• WHAT THE TASK ASKS
Reproduce the full listing below unchanged, apart from the pictures.

• DATA EXTRACT
......
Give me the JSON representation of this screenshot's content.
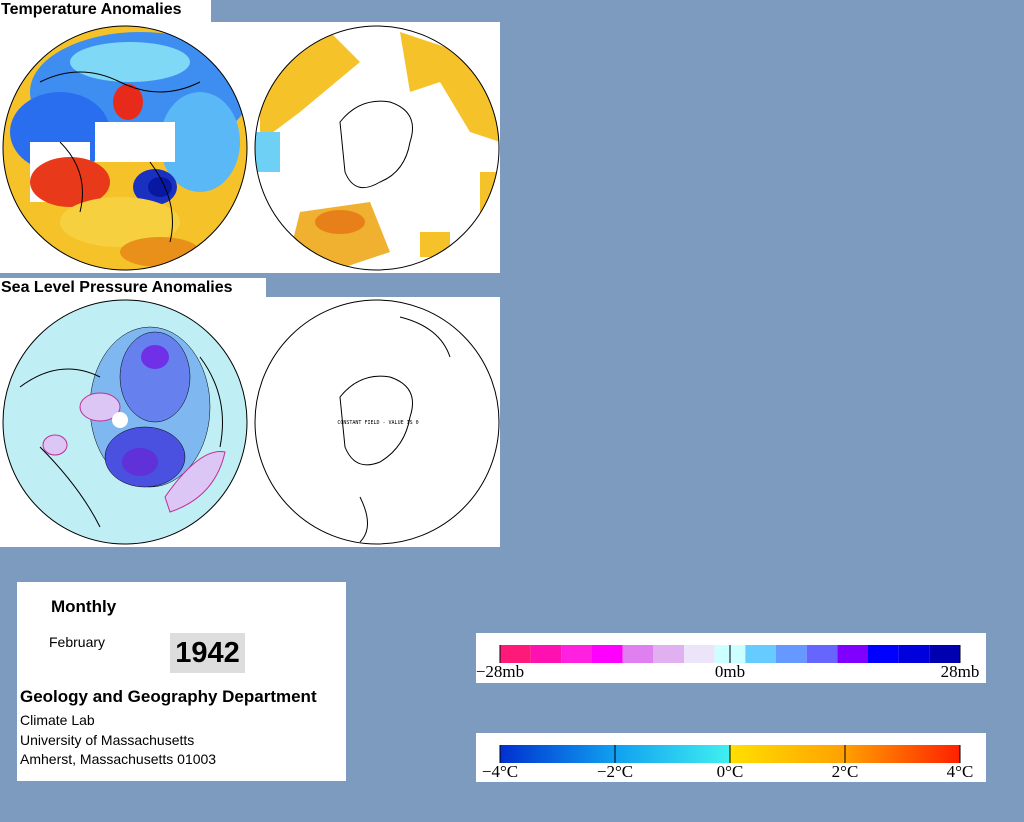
{
  "panels": [
    {
      "title": "Temperature Anomalies"
    },
    {
      "title": "Sea Level Pressure Anomalies",
      "annotation": "CONSTANT FIELD - VALUE IS 0"
    }
  ],
  "info": {
    "period": "Monthly",
    "month": "February",
    "year": "1942",
    "department": "Geology and Geography Department",
    "address": [
      "Climate Lab",
      "University of Massachusetts",
      "Amherst, Massachusetts 01003"
    ]
  },
  "legends": [
    {
      "labels": [
        "−28mb",
        "0mb",
        "28mb"
      ]
    },
    {
      "labels": [
        "−4°C",
        "−2°C",
        "0°C",
        "2°C",
        "4°C"
      ]
    }
  ]
}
......
• EXERCISE OUTPUT
Give me the JSON representation of this screenshot's content.
{
  "panels": [
    {
      "title": "Temperature Anomalies"
    },
    {
      "title": "Sea Level Pressure Anomalies",
      "annotation": "CONSTANT FIELD - VALUE IS 0"
    }
  ],
  "info": {
    "period": "Monthly",
    "month": "February",
    "year": "1942",
    "department": "Geology and Geography Department",
    "address": [
      "Climate Lab",
      "University of Massachusetts",
      "Amherst, Massachusetts 01003"
    ]
  },
  "legends": [
    {
      "labels": [
        "−28mb",
        "0mb",
        "28mb"
      ]
    },
    {
      "labels": [
        "−4°C",
        "−2°C",
        "0°C",
        "2°C",
        "4°C"
      ]
    }
  ]
}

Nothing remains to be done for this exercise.